▶ What is asked
Copy the listing verbatim, excluding any images found in it.

* * * *

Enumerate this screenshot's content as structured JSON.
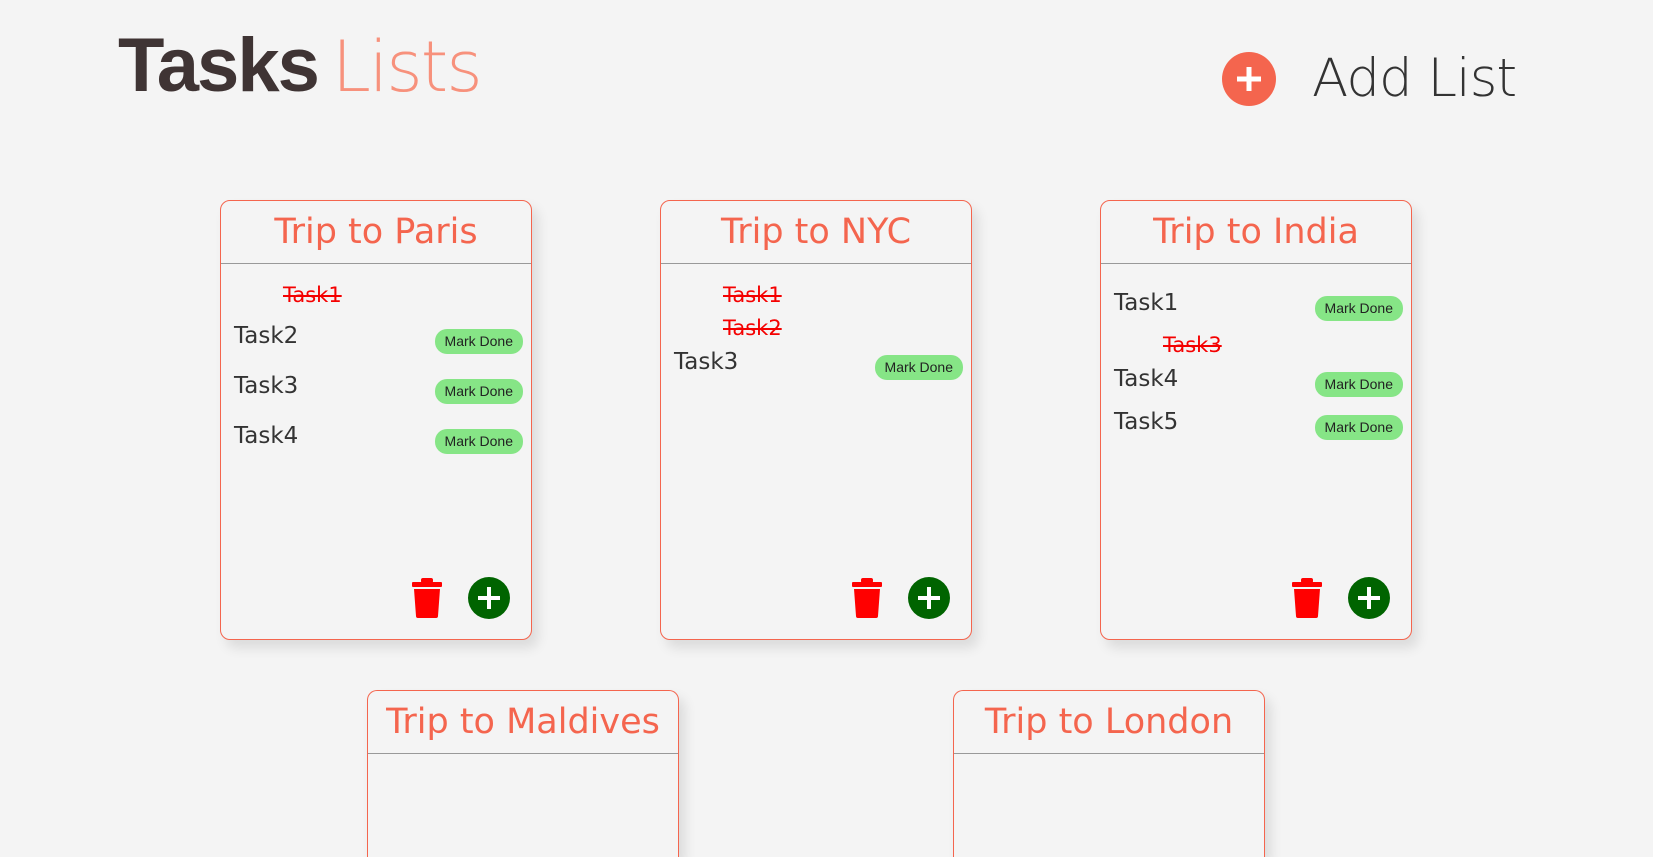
{
  "header": {
    "title_bold": "Tasks",
    "title_light": "Lists",
    "add_list_label": "Add List"
  },
  "colors": {
    "accent": "#f4654e",
    "done_text": "#f40000",
    "mark_done_bg": "#86e586",
    "add_task_bg": "#006400",
    "trash": "#ff0000"
  },
  "lists": [
    {
      "title": "Trip to Paris",
      "tasks": [
        {
          "name": "Task1",
          "done": true
        },
        {
          "name": "Task2",
          "done": false,
          "button": "Mark Done"
        },
        {
          "name": "Task3",
          "done": false,
          "button": "Mark Done"
        },
        {
          "name": "Task4",
          "done": false,
          "button": "Mark Done"
        }
      ]
    },
    {
      "title": "Trip to NYC",
      "tasks": [
        {
          "name": "Task1",
          "done": true
        },
        {
          "name": "Task2",
          "done": true
        },
        {
          "name": "Task3",
          "done": false,
          "button": "Mark Done"
        }
      ]
    },
    {
      "title": "Trip to India",
      "tasks": [
        {
          "name": "Task1",
          "done": false,
          "button": "Mark Done"
        },
        {
          "name": "Task3",
          "done": true
        },
        {
          "name": "Task4",
          "done": false,
          "button": "Mark Done"
        },
        {
          "name": "Task5",
          "done": false,
          "button": "Mark Done"
        }
      ]
    },
    {
      "title": "Trip to Maldives",
      "tasks": []
    },
    {
      "title": "Trip to London",
      "tasks": []
    }
  ]
}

* * * *

▶ The output
Enumerate this screenshot's content as structured JSON.
{
  "header": {
    "title_bold": "Tasks",
    "title_light": "Lists",
    "add_list_label": "Add List"
  },
  "colors": {
    "accent": "#f4654e",
    "done_text": "#f40000",
    "mark_done_bg": "#86e586",
    "add_task_bg": "#006400",
    "trash": "#ff0000"
  },
  "lists": [
    {
      "title": "Trip to Paris",
      "tasks": [
        {
          "name": "Task1",
          "done": true
        },
        {
          "name": "Task2",
          "done": false,
          "button": "Mark Done"
        },
        {
          "name": "Task3",
          "done": false,
          "button": "Mark Done"
        },
        {
          "name": "Task4",
          "done": false,
          "button": "Mark Done"
        }
      ]
    },
    {
      "title": "Trip to NYC",
      "tasks": [
        {
          "name": "Task1",
          "done": true
        },
        {
          "name": "Task2",
          "done": true
        },
        {
          "name": "Task3",
          "done": false,
          "button": "Mark Done"
        }
      ]
    },
    {
      "title": "Trip to India",
      "tasks": [
        {
          "name": "Task1",
          "done": false,
          "button": "Mark Done"
        },
        {
          "name": "Task3",
          "done": true
        },
        {
          "name": "Task4",
          "done": false,
          "button": "Mark Done"
        },
        {
          "name": "Task5",
          "done": false,
          "button": "Mark Done"
        }
      ]
    },
    {
      "title": "Trip to Maldives",
      "tasks": []
    },
    {
      "title": "Trip to London",
      "tasks": []
    }
  ]
}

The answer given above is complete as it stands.